_WRITTEN INSTRUCTION_. Copy every line from the data below in which the string "церковных" can be found.

*** DATASET ***

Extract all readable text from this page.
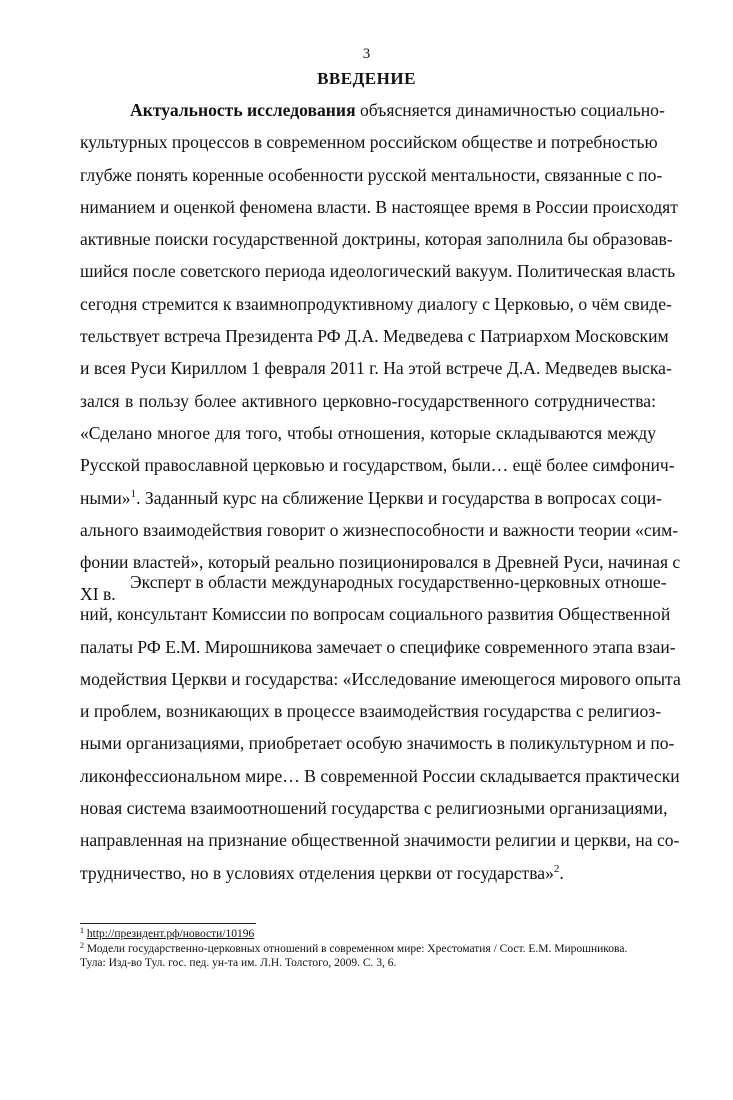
3
ВВЕДЕНИЕ
Актуальность исследования объясняется динамичностью социально-
культурных процессов в современном российском обществе и потребностью
глубже понять коренные особенности русской ментальности, связанные с по-
ниманием и оценкой феномена власти. В настоящее время в России происходят
активные поиски государственной доктрины, которая заполнила бы образовав-
шийся после советского периода идеологический вакуум. Политическая власть
сегодня стремится к взаимнопродуктивному диалогу с Церковью, о чём свиде-
тельствует встреча Президента РФ Д.А. Медведева с Патриархом Московским
и всея Руси Кириллом 1 февраля 2011 г. На этой встрече Д.А. Медведев выска-
зался в пользу более активного церковно-государственного сотрудничества:
«Сделано многое для того, чтобы отношения, которые складываются между
Русской православной церковью и государством, были… ещё более симфонич-
ными»$^1$. Заданный курс на сближение Церкви и государства в вопросах соци-
ального взаимодействия говорит о жизнеспособности и важности теории «сим-
фонии властей», который реально позиционировался в Древней Руси, начиная с
XI в.
Эксперт в области международных государственно-церковных отноше-
ний, консультант Комиссии по вопросам социального развития Общественной
палаты РФ Е.М. Мирошникова замечает о специфике современного этапа взаи-
модействия Церкви и государства: «Исследование имеющегося мирового опыта
и проблем, возникающих в процессе взаимодействия государства с религиоз-
ными организациями, приобретает особую значимость в поликультурном и по-
ликонфессиональном мире… В современной России складывается практически
новая система взаимоотношений государства с религиозными организациями,
направленная на признание общественной значимости религии и церкви, на со-
трудничество, но в условиях отделения церкви от государства»$^2$.
$^1$ http://президент.рф/новости/10196
$^2$ Модели государственно-церковных отношений в современном мире: Хрестоматия / Сост. Е.М. Мирошникова.
Тула: Изд-во Тул. гос. пед. ун-та им. Л.Н. Толстого, 2009. С. 3, 6.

***

_CORRECT OUTPUT_.
Эксперт в области международных государственно-церковных отноше-
$^2$ Модели государственно-церковных отношений в современном мире: Хрестоматия / Сост. Е.М. Мирошникова.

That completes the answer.